- _THE REQUEST_: Print all the records exactly, please.

- _THE RECORDS_:
○ ○ ○ ○

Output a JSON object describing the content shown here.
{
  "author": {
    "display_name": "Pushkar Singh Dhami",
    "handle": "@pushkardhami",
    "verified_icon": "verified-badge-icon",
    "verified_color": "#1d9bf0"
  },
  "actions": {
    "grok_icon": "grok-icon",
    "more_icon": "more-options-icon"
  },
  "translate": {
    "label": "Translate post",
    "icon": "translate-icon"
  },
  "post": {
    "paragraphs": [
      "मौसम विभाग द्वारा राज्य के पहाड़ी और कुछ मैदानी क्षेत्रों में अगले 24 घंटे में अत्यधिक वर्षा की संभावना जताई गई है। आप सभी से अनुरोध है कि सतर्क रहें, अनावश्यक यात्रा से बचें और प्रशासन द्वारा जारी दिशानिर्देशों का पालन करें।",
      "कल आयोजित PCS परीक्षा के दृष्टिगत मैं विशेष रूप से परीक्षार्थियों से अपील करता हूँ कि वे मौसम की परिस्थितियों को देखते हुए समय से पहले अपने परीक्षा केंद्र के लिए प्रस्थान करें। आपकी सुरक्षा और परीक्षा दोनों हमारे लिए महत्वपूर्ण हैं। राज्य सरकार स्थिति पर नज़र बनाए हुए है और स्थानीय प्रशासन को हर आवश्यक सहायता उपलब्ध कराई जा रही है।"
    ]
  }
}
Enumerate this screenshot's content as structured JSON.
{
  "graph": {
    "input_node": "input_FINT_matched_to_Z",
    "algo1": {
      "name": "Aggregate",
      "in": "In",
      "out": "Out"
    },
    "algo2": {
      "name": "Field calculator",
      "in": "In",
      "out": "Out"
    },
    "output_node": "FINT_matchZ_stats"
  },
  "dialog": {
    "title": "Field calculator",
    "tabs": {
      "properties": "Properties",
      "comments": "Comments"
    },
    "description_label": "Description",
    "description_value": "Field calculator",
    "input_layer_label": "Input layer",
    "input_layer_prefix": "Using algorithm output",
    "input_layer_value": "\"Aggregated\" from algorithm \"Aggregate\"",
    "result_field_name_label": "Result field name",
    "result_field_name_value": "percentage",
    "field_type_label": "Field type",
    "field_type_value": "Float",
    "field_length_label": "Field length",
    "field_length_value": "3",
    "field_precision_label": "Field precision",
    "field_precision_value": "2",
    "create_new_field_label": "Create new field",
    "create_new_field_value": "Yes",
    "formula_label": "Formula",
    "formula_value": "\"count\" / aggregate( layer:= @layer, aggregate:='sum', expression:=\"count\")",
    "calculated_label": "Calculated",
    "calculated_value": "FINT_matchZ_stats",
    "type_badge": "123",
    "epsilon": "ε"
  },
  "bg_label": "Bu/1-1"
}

○ ○ ○ ○

- _EXERCISE RESPONSE_:
Output a JSON object describing the content shown here.
{
  "author": {
    "display_name": "Pushkar Singh Dhami",
    "handle": "@pushkardhami",
    "verified_icon": "verified-badge-icon",
    "verified_color": "#1d9bf0"
  },
  "actions": {
    "grok_icon": "grok-icon",
    "more_icon": "more-options-icon"
  },
  "translate": {
    "label": "Translate post",
    "icon": "translate-icon"
  },
  "post": {
    "paragraphs": [
      "मौसम विभाग द्वारा राज्य के पहाड़ी और कुछ मैदानी क्षेत्रों में अगले 24 घंटे में अत्यधिक वर्षा की संभावना जताई गई है। आप सभी से अनुरोध है कि सतर्क रहें, अनावश्यक यात्रा से बचें और प्रशासन द्वारा जारी दिशानिर्देशों का पालन करें।",
      "कल आयोजित PCS परीक्षा के दृष्टिगत मैं विशेष रूप से परीक्षार्थियों से अपील करता हूँ कि वे मौसम की परिस्थितियों को देखते हुए समय से पहले अपने परीक्षा केंद्र के लिए प्रस्थान करें। आपकी सुरक्षा और परीक्षा दोनों हमारे लिए महत्वपूर्ण हैं। राज्य सरकार स्थिति पर नज़र बनाए हुए है और स्थानीय प्रशासन को हर आवश्यक सहायता उपलब्ध कराई जा रही है।"
    ]
  }
}
Enumerate this screenshot's content as structured JSON.
{
  "graph": {
    "input_node": "input_FINT_matched_to_Z",
    "algo1": {
      "name": "Aggregate",
      "in": "In",
      "out": "Out"
    },
    "algo2": {
      "name": "Field calculator",
      "in": "In",
      "out": "Out"
    },
    "output_node": "FINT_matchZ_stats"
  },
  "dialog": {
    "title": "Field calculator",
    "tabs": {
      "properties": "Properties",
      "comments": "Comments"
    },
    "description_label": "Description",
    "description_value": "Field calculator",
    "input_layer_label": "Input layer",
    "input_layer_prefix": "Using algorithm output",
    "input_layer_value": "\"Aggregated\" from algorithm \"Aggregate\"",
    "result_field_name_label": "Result field name",
    "result_field_name_value": "percentage",
    "field_type_label": "Field type",
    "field_type_value": "Float",
    "field_length_label": "Field length",
    "field_length_value": "3",
    "field_precision_label": "Field precision",
    "field_precision_value": "2",
    "create_new_field_label": "Create new field",
    "create_new_field_value": "Yes",
    "formula_label": "Formula",
    "formula_value": "\"count\" / aggregate( layer:= @layer, aggregate:='sum', expression:=\"count\")",
    "calculated_label": "Calculated",
    "calculated_value": "FINT_matchZ_stats",
    "type_badge": "123",
    "epsilon": "ε"
  },
  "bg_label": "Bu/1-1"
}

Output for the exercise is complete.